▸ Problem requirements:
Print the following entries without any change.

[[ Exercise inputs, beginning ]]

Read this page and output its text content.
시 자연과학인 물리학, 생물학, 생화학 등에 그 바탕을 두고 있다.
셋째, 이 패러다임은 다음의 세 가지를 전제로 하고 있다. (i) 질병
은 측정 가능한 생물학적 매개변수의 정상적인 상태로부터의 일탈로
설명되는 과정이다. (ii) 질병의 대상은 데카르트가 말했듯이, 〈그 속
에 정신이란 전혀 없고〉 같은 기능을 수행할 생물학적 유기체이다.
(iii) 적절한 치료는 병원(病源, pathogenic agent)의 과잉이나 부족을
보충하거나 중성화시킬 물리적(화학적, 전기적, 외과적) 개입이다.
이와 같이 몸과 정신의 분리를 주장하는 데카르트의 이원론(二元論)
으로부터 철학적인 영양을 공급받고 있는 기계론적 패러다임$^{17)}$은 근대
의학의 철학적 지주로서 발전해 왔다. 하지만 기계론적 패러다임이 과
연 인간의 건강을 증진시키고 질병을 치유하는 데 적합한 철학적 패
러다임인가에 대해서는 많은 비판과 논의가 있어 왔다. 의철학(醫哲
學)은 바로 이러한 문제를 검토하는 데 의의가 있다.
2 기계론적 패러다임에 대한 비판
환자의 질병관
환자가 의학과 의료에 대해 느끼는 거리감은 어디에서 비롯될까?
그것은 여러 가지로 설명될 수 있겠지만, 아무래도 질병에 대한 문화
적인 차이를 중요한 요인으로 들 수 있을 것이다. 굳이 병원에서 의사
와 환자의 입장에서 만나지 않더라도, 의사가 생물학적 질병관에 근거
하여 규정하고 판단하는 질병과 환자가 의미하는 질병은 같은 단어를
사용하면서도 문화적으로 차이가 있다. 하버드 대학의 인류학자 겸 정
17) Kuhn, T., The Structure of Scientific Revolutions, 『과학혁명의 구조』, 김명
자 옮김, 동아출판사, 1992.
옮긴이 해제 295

[[ Exercise inputs, end ]]

▸ Reply:
Read this page and output its text content.
시 자연과학인 물리학, 생물학, 생화학 등에 그 바탕을 두고 있다.
셋째, 이 패러다임은 다음의 세 가지를 전제로 하고 있다. (i) 질병
은 측정 가능한 생물학적 매개변수의 정상적인 상태로부터의 일탈로
설명되는 과정이다. (ii) 질병의 대상은 데카르트가 말했듯이, 〈그 속
에 정신이란 전혀 없고〉 같은 기능을 수행할 생물학적 유기체이다.
(iii) 적절한 치료는 병원(病源, pathogenic agent)의 과잉이나 부족을
보충하거나 중성화시킬 물리적(화학적, 전기적, 외과적) 개입이다.
이와 같이 몸과 정신의 분리를 주장하는 데카르트의 이원론(二元論)
으로부터 철학적인 영양을 공급받고 있는 기계론적 패러다임$^{17)}$은 근대
의학의 철학적 지주로서 발전해 왔다. 하지만 기계론적 패러다임이 과
연 인간의 건강을 증진시키고 질병을 치유하는 데 적합한 철학적 패
러다임인가에 대해서는 많은 비판과 논의가 있어 왔다. 의철학(醫哲
學)은 바로 이러한 문제를 검토하는 데 의의가 있다.
2 기계론적 패러다임에 대한 비판
환자의 질병관
환자가 의학과 의료에 대해 느끼는 거리감은 어디에서 비롯될까?
그것은 여러 가지로 설명될 수 있겠지만, 아무래도 질병에 대한 문화
적인 차이를 중요한 요인으로 들 수 있을 것이다. 굳이 병원에서 의사
와 환자의 입장에서 만나지 않더라도, 의사가 생물학적 질병관에 근거
하여 규정하고 판단하는 질병과 환자가 의미하는 질병은 같은 단어를
사용하면서도 문화적으로 차이가 있다. 하버드 대학의 인류학자 겸 정
17) Kuhn, T., The Structure of Scientific Revolutions, 『과학혁명의 구조』, 김명
자 옮김, 동아출판사, 1992.
옮긴이 해제 295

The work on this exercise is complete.